Stored data:
· · · ·

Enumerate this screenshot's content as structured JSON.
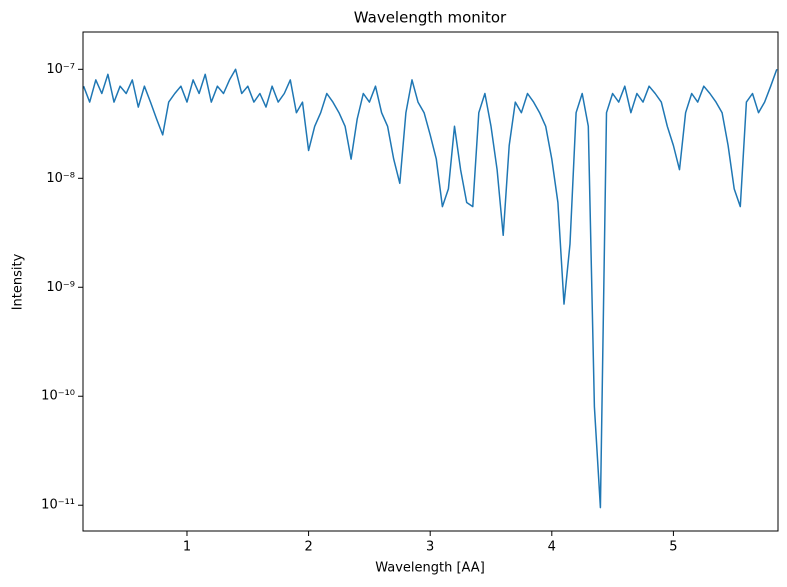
{
  "chart_data": {
    "type": "line",
    "title": "Wavelength monitor",
    "x_label": "Wavelength [AA]",
    "y_label": "Intensity",
    "log_y": true,
    "color": "#1f77b4",
    "xlim": [
      0.145,
      5.86
    ],
    "xticks": [
      1,
      2,
      3,
      4,
      5
    ],
    "ylim": [
      5.8e-12,
      2.2e-07
    ],
    "yticks": [
      {
        "value": 1e-11,
        "label": "10⁻¹¹"
      },
      {
        "value": 1e-10,
        "label": "10⁻¹⁰"
      },
      {
        "value": 1e-09,
        "label": "10⁻⁹"
      },
      {
        "value": 1e-08,
        "label": "10⁻⁸"
      },
      {
        "value": 1e-07,
        "label": "10⁻⁷"
      }
    ],
    "x": [
      0.15,
      0.2,
      0.25,
      0.3,
      0.35,
      0.4,
      0.45,
      0.5,
      0.55,
      0.6,
      0.65,
      0.7,
      0.75,
      0.8,
      0.85,
      0.9,
      0.95,
      1.0,
      1.05,
      1.1,
      1.15,
      1.2,
      1.25,
      1.3,
      1.35,
      1.4,
      1.45,
      1.5,
      1.55,
      1.6,
      1.65,
      1.7,
      1.75,
      1.8,
      1.85,
      1.9,
      1.95,
      2.0,
      2.05,
      2.1,
      2.15,
      2.2,
      2.25,
      2.3,
      2.35,
      2.4,
      2.45,
      2.5,
      2.55,
      2.6,
      2.65,
      2.7,
      2.75,
      2.8,
      2.85,
      2.9,
      2.95,
      3.0,
      3.05,
      3.1,
      3.15,
      3.2,
      3.25,
      3.3,
      3.35,
      3.4,
      3.45,
      3.5,
      3.55,
      3.6,
      3.65,
      3.7,
      3.75,
      3.8,
      3.85,
      3.9,
      3.95,
      4.0,
      4.05,
      4.1,
      4.15,
      4.2,
      4.25,
      4.3,
      4.35,
      4.4,
      4.45,
      4.5,
      4.55,
      4.6,
      4.65,
      4.7,
      4.75,
      4.8,
      4.85,
      4.9,
      4.95,
      5.0,
      5.05,
      5.1,
      5.15,
      5.2,
      5.25,
      5.3,
      5.35,
      5.4,
      5.45,
      5.5,
      5.55,
      5.6,
      5.65,
      5.7,
      5.75,
      5.8,
      5.85
    ],
    "values": [
      7e-08,
      5e-08,
      8e-08,
      6e-08,
      9e-08,
      5e-08,
      7e-08,
      6e-08,
      8e-08,
      4.5e-08,
      7e-08,
      5e-08,
      3.5e-08,
      2.5e-08,
      5e-08,
      6e-08,
      7e-08,
      5e-08,
      8e-08,
      6e-08,
      9e-08,
      5e-08,
      7e-08,
      6e-08,
      8e-08,
      1e-07,
      6e-08,
      7e-08,
      5e-08,
      6e-08,
      4.5e-08,
      7e-08,
      5e-08,
      6e-08,
      8e-08,
      4e-08,
      5e-08,
      1.8e-08,
      3e-08,
      4e-08,
      6e-08,
      5e-08,
      4e-08,
      3e-08,
      1.5e-08,
      3.5e-08,
      6e-08,
      5e-08,
      7e-08,
      4e-08,
      3e-08,
      1.5e-08,
      9e-09,
      4e-08,
      8e-08,
      5e-08,
      4e-08,
      2.5e-08,
      1.5e-08,
      5.5e-09,
      8e-09,
      3e-08,
      1.2e-08,
      6e-09,
      5.5e-09,
      4e-08,
      6e-08,
      3e-08,
      1.2e-08,
      3e-09,
      2e-08,
      5e-08,
      4e-08,
      6e-08,
      5e-08,
      4e-08,
      3e-08,
      1.5e-08,
      6e-09,
      7e-10,
      2.5e-09,
      4e-08,
      6e-08,
      3e-08,
      8e-11,
      9.5e-12,
      4e-08,
      6e-08,
      5e-08,
      7e-08,
      4e-08,
      6e-08,
      5e-08,
      7e-08,
      6e-08,
      5e-08,
      3e-08,
      2e-08,
      1.2e-08,
      4e-08,
      6e-08,
      5e-08,
      7e-08,
      6e-08,
      5e-08,
      4e-08,
      2e-08,
      8e-09,
      5.5e-09,
      5e-08,
      6e-08,
      4e-08,
      5e-08,
      7e-08,
      1e-07
    ]
  }
}
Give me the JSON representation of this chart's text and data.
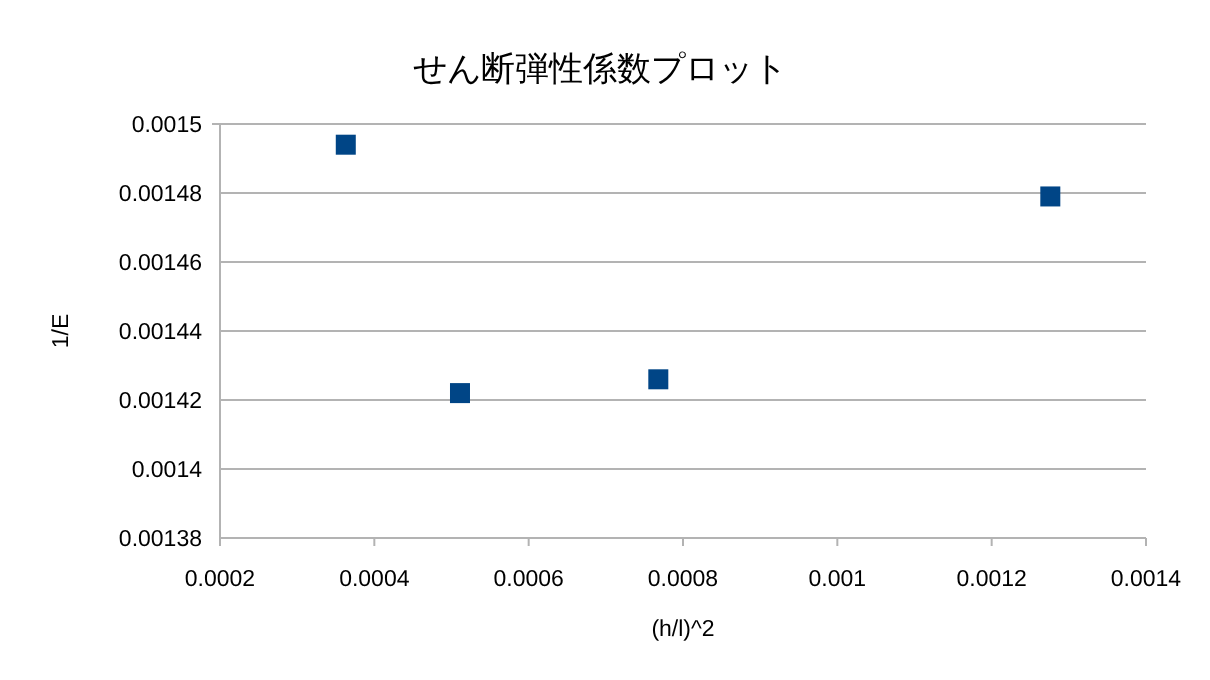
{
  "chart_data": {
    "type": "scatter",
    "title": "せん断弾性係数プロット",
    "xlabel": "(h/l)^2",
    "ylabel": "1/E",
    "x": [
      0.000363,
      0.000511,
      0.000768,
      0.001276
    ],
    "series": [
      {
        "color": "#004586",
        "values": [
          0.001494,
          0.001422,
          0.001426,
          0.001479
        ]
      }
    ],
    "xlim": [
      0.0002,
      0.0014
    ],
    "xticks": [
      0.0002,
      0.0004,
      0.0006,
      0.0008,
      0.001,
      0.0012,
      0.0014
    ],
    "ylim": [
      0.00138,
      0.0015
    ],
    "yticks": [
      0.00138,
      0.0014,
      0.00142,
      0.00144,
      0.00146,
      0.00148,
      0.0015
    ],
    "grid": "y",
    "marker": "square"
  }
}
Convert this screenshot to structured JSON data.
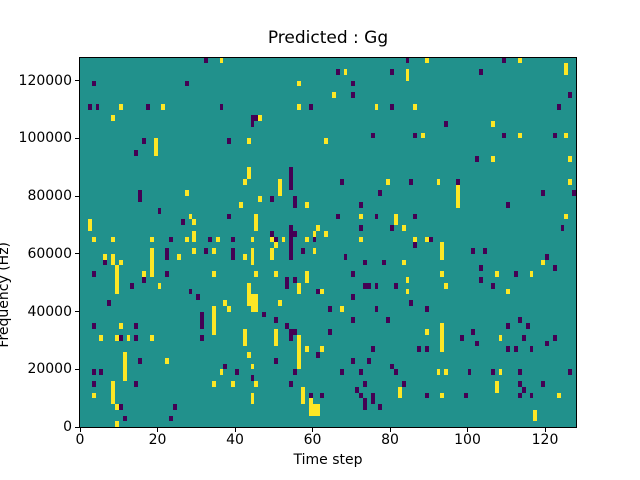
{
  "figure": {
    "title": "Predicted : Gg",
    "xlabel": "Time step",
    "ylabel": "Frequency (Hz)"
  },
  "chart_data": {
    "type": "heatmap",
    "title": "Predicted : Gg",
    "xlabel": "Time step",
    "ylabel": "Frequency (Hz)",
    "xlim": [
      0,
      128
    ],
    "ylim": [
      0,
      128000
    ],
    "x_ticks": [
      0,
      20,
      40,
      60,
      80,
      100,
      120
    ],
    "y_ticks": [
      0,
      20000,
      40000,
      60000,
      80000,
      100000,
      120000
    ],
    "grid": {
      "cols": 128,
      "rows": 64,
      "hz_per_row": 2000
    },
    "legend": "none",
    "colors": {
      "background_mid": "#21918c",
      "low": "#440154",
      "high": "#fde725",
      "spine": "#000000",
      "figure_bg": "#ffffff"
    },
    "cells_note": "sparse ternary mask on viridis: [time_step, freq_bin(2kHz each)]",
    "high_cells": [
      [
        36,
        63
      ],
      [
        89,
        63
      ],
      [
        113,
        63
      ],
      [
        125,
        62
      ],
      [
        68,
        61
      ],
      [
        84,
        61
      ],
      [
        125,
        61
      ],
      [
        84,
        60
      ],
      [
        56,
        59
      ],
      [
        65,
        57
      ],
      [
        10,
        55
      ],
      [
        21,
        55
      ],
      [
        56,
        55
      ],
      [
        76,
        55
      ],
      [
        86,
        55
      ],
      [
        8,
        53
      ],
      [
        46,
        53
      ],
      [
        106,
        52
      ],
      [
        19,
        49
      ],
      [
        19,
        48
      ],
      [
        19,
        47
      ],
      [
        43,
        49
      ],
      [
        63,
        49
      ],
      [
        88,
        50
      ],
      [
        113,
        50
      ],
      [
        125,
        50
      ],
      [
        106,
        46
      ],
      [
        126,
        46
      ],
      [
        43,
        44
      ],
      [
        43,
        43
      ],
      [
        42,
        42
      ],
      [
        51,
        42
      ],
      [
        79,
        42
      ],
      [
        92,
        42
      ],
      [
        126,
        42
      ],
      [
        51,
        41
      ],
      [
        97,
        41
      ],
      [
        51,
        40
      ],
      [
        27,
        40
      ],
      [
        97,
        40
      ],
      [
        97,
        39
      ],
      [
        46,
        39
      ],
      [
        41,
        38
      ],
      [
        97,
        38
      ],
      [
        58,
        38
      ],
      [
        28,
        36
      ],
      [
        45,
        36
      ],
      [
        72,
        36
      ],
      [
        81,
        36
      ],
      [
        125,
        36
      ],
      [
        2,
        35
      ],
      [
        29,
        35
      ],
      [
        45,
        35
      ],
      [
        81,
        35
      ],
      [
        2,
        34
      ],
      [
        45,
        34
      ],
      [
        61,
        34
      ],
      [
        83,
        34
      ],
      [
        63,
        33
      ],
      [
        60,
        33
      ],
      [
        29,
        33
      ],
      [
        3,
        32
      ],
      [
        8,
        32
      ],
      [
        18,
        32
      ],
      [
        27,
        32
      ],
      [
        29,
        32
      ],
      [
        35,
        32
      ],
      [
        44,
        32
      ],
      [
        49,
        32
      ],
      [
        52,
        32
      ],
      [
        58,
        32
      ],
      [
        72,
        32
      ],
      [
        86,
        32
      ],
      [
        89,
        32
      ],
      [
        50,
        31
      ],
      [
        93,
        31
      ],
      [
        18,
        30
      ],
      [
        29,
        30
      ],
      [
        34,
        30
      ],
      [
        44,
        30
      ],
      [
        49,
        30
      ],
      [
        60,
        30
      ],
      [
        93,
        30
      ],
      [
        6,
        29
      ],
      [
        8,
        29
      ],
      [
        18,
        29
      ],
      [
        25,
        29
      ],
      [
        42,
        29
      ],
      [
        44,
        29
      ],
      [
        49,
        29
      ],
      [
        93,
        29
      ],
      [
        8,
        28
      ],
      [
        10,
        28
      ],
      [
        18,
        28
      ],
      [
        44,
        28
      ],
      [
        83,
        28
      ],
      [
        119,
        28
      ],
      [
        9,
        27
      ],
      [
        18,
        27
      ],
      [
        9,
        26
      ],
      [
        16,
        26
      ],
      [
        18,
        26
      ],
      [
        34,
        26
      ],
      [
        45,
        26
      ],
      [
        50,
        26
      ],
      [
        58,
        26
      ],
      [
        93,
        26
      ],
      [
        107,
        26
      ],
      [
        116,
        26
      ],
      [
        9,
        25
      ],
      [
        58,
        25
      ],
      [
        84,
        25
      ],
      [
        9,
        24
      ],
      [
        20,
        24
      ],
      [
        43,
        24
      ],
      [
        56,
        24
      ],
      [
        94,
        24
      ],
      [
        9,
        23
      ],
      [
        43,
        23
      ],
      [
        56,
        23
      ],
      [
        62,
        23
      ],
      [
        84,
        23
      ],
      [
        110,
        23
      ],
      [
        43,
        22
      ],
      [
        44,
        22
      ],
      [
        45,
        22
      ],
      [
        37,
        21
      ],
      [
        43,
        21
      ],
      [
        44,
        21
      ],
      [
        45,
        21
      ],
      [
        51,
        21
      ],
      [
        34,
        20
      ],
      [
        38,
        20
      ],
      [
        44,
        20
      ],
      [
        45,
        20
      ],
      [
        67,
        20
      ],
      [
        34,
        19
      ],
      [
        34,
        18
      ],
      [
        34,
        17
      ],
      [
        10,
        17
      ],
      [
        93,
        17
      ],
      [
        34,
        16
      ],
      [
        42,
        16
      ],
      [
        50,
        16
      ],
      [
        89,
        16
      ],
      [
        93,
        16
      ],
      [
        5,
        15
      ],
      [
        9,
        15
      ],
      [
        12,
        15
      ],
      [
        18,
        15
      ],
      [
        42,
        15
      ],
      [
        50,
        15
      ],
      [
        56,
        15
      ],
      [
        93,
        15
      ],
      [
        108,
        15
      ],
      [
        42,
        14
      ],
      [
        50,
        14
      ],
      [
        56,
        14
      ],
      [
        93,
        14
      ],
      [
        56,
        13
      ],
      [
        58,
        13
      ],
      [
        62,
        13
      ],
      [
        93,
        13
      ],
      [
        11,
        12
      ],
      [
        43,
        12
      ],
      [
        56,
        12
      ],
      [
        11,
        11
      ],
      [
        22,
        11
      ],
      [
        56,
        11
      ],
      [
        11,
        10
      ],
      [
        44,
        10
      ],
      [
        56,
        10
      ],
      [
        11,
        9
      ],
      [
        36,
        9
      ],
      [
        92,
        9
      ],
      [
        94,
        9
      ],
      [
        108,
        9
      ],
      [
        11,
        8
      ],
      [
        8,
        7
      ],
      [
        34,
        7
      ],
      [
        39,
        7
      ],
      [
        45,
        7
      ],
      [
        107,
        7
      ],
      [
        8,
        6
      ],
      [
        57,
        6
      ],
      [
        82,
        6
      ],
      [
        107,
        6
      ],
      [
        3,
        5
      ],
      [
        8,
        5
      ],
      [
        44,
        5
      ],
      [
        57,
        5
      ],
      [
        82,
        5
      ],
      [
        93,
        5
      ],
      [
        123,
        5
      ],
      [
        8,
        4
      ],
      [
        44,
        4
      ],
      [
        57,
        4
      ],
      [
        59,
        4
      ],
      [
        9,
        3
      ],
      [
        59,
        3
      ],
      [
        60,
        3
      ],
      [
        61,
        3
      ],
      [
        59,
        2
      ],
      [
        60,
        2
      ],
      [
        61,
        2
      ],
      [
        117,
        2
      ],
      [
        117,
        1
      ],
      [
        9,
        0
      ]
    ],
    "low_cells": [
      [
        32,
        63
      ],
      [
        84,
        63
      ],
      [
        109,
        63
      ],
      [
        66,
        61
      ],
      [
        80,
        61
      ],
      [
        103,
        61
      ],
      [
        3,
        59
      ],
      [
        27,
        59
      ],
      [
        70,
        59
      ],
      [
        70,
        57
      ],
      [
        126,
        57
      ],
      [
        2,
        55
      ],
      [
        4,
        55
      ],
      [
        17,
        55
      ],
      [
        36,
        55
      ],
      [
        59,
        55
      ],
      [
        80,
        55
      ],
      [
        123,
        55
      ],
      [
        44,
        53
      ],
      [
        45,
        53
      ],
      [
        44,
        52
      ],
      [
        94,
        52
      ],
      [
        75,
        50
      ],
      [
        86,
        50
      ],
      [
        109,
        50
      ],
      [
        122,
        50
      ],
      [
        16,
        49
      ],
      [
        38,
        49
      ],
      [
        14,
        47
      ],
      [
        102,
        46
      ],
      [
        54,
        44
      ],
      [
        54,
        43
      ],
      [
        54,
        42
      ],
      [
        54,
        41
      ],
      [
        67,
        42
      ],
      [
        85,
        42
      ],
      [
        97,
        42
      ],
      [
        15,
        40
      ],
      [
        15,
        39
      ],
      [
        77,
        40
      ],
      [
        119,
        40
      ],
      [
        127,
        40
      ],
      [
        49,
        39
      ],
      [
        55,
        39
      ],
      [
        55,
        38
      ],
      [
        72,
        38
      ],
      [
        110,
        38
      ],
      [
        20,
        37
      ],
      [
        38,
        36
      ],
      [
        66,
        36
      ],
      [
        76,
        36
      ],
      [
        86,
        36
      ],
      [
        26,
        35
      ],
      [
        72,
        34
      ],
      [
        80,
        34
      ],
      [
        124,
        34
      ],
      [
        54,
        34
      ],
      [
        49,
        33
      ],
      [
        54,
        33
      ],
      [
        55,
        33
      ],
      [
        23,
        32
      ],
      [
        33,
        32
      ],
      [
        39,
        32
      ],
      [
        50,
        32
      ],
      [
        54,
        32
      ],
      [
        60,
        32
      ],
      [
        90,
        32
      ],
      [
        86,
        31
      ],
      [
        54,
        31
      ],
      [
        22,
        30
      ],
      [
        32,
        30
      ],
      [
        39,
        30
      ],
      [
        57,
        30
      ],
      [
        101,
        30
      ],
      [
        104,
        30
      ],
      [
        54,
        30
      ],
      [
        22,
        29
      ],
      [
        39,
        29
      ],
      [
        54,
        29
      ],
      [
        68,
        29
      ],
      [
        120,
        29
      ],
      [
        6,
        28
      ],
      [
        73,
        28
      ],
      [
        78,
        28
      ],
      [
        103,
        27
      ],
      [
        122,
        27
      ],
      [
        3,
        26
      ],
      [
        22,
        26
      ],
      [
        70,
        26
      ],
      [
        112,
        26
      ],
      [
        16,
        25
      ],
      [
        53,
        25
      ],
      [
        55,
        25
      ],
      [
        103,
        25
      ],
      [
        13,
        24
      ],
      [
        53,
        24
      ],
      [
        73,
        24
      ],
      [
        74,
        24
      ],
      [
        76,
        24
      ],
      [
        81,
        24
      ],
      [
        106,
        24
      ],
      [
        28,
        23
      ],
      [
        61,
        23
      ],
      [
        30,
        22
      ],
      [
        70,
        22
      ],
      [
        7,
        21
      ],
      [
        85,
        21
      ],
      [
        64,
        20
      ],
      [
        76,
        20
      ],
      [
        89,
        20
      ],
      [
        31,
        19
      ],
      [
        47,
        19
      ],
      [
        31,
        18
      ],
      [
        50,
        18
      ],
      [
        70,
        18
      ],
      [
        79,
        18
      ],
      [
        113,
        18
      ],
      [
        3,
        17
      ],
      [
        14,
        17
      ],
      [
        31,
        17
      ],
      [
        53,
        17
      ],
      [
        110,
        17
      ],
      [
        115,
        17
      ],
      [
        54,
        16
      ],
      [
        55,
        16
      ],
      [
        64,
        16
      ],
      [
        101,
        16
      ],
      [
        10,
        15
      ],
      [
        14,
        15
      ],
      [
        31,
        15
      ],
      [
        54,
        15
      ],
      [
        98,
        15
      ],
      [
        114,
        15
      ],
      [
        122,
        15
      ],
      [
        102,
        14
      ],
      [
        120,
        14
      ],
      [
        75,
        13
      ],
      [
        87,
        13
      ],
      [
        89,
        13
      ],
      [
        110,
        13
      ],
      [
        112,
        13
      ],
      [
        116,
        13
      ],
      [
        61,
        12
      ],
      [
        15,
        11
      ],
      [
        50,
        11
      ],
      [
        70,
        11
      ],
      [
        74,
        11
      ],
      [
        37,
        10
      ],
      [
        80,
        10
      ],
      [
        3,
        9
      ],
      [
        5,
        9
      ],
      [
        40,
        9
      ],
      [
        55,
        9
      ],
      [
        67,
        9
      ],
      [
        72,
        9
      ],
      [
        81,
        9
      ],
      [
        100,
        9
      ],
      [
        106,
        9
      ],
      [
        113,
        9
      ],
      [
        126,
        9
      ],
      [
        44,
        8
      ],
      [
        3,
        7
      ],
      [
        14,
        7
      ],
      [
        54,
        7
      ],
      [
        73,
        7
      ],
      [
        83,
        7
      ],
      [
        113,
        7
      ],
      [
        119,
        7
      ],
      [
        71,
        6
      ],
      [
        114,
        6
      ],
      [
        59,
        5
      ],
      [
        62,
        5
      ],
      [
        72,
        5
      ],
      [
        75,
        5
      ],
      [
        89,
        5
      ],
      [
        99,
        5
      ],
      [
        113,
        5
      ],
      [
        116,
        5
      ],
      [
        73,
        4
      ],
      [
        75,
        4
      ],
      [
        10,
        3
      ],
      [
        24,
        3
      ],
      [
        73,
        3
      ],
      [
        77,
        3
      ],
      [
        23,
        1
      ],
      [
        11,
        1
      ]
    ]
  }
}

· · · ·

__Directive__.
Of the lines in the material, how many contain the word "Frequency"? Reply with the number and nothing else.

__Complete output__.
2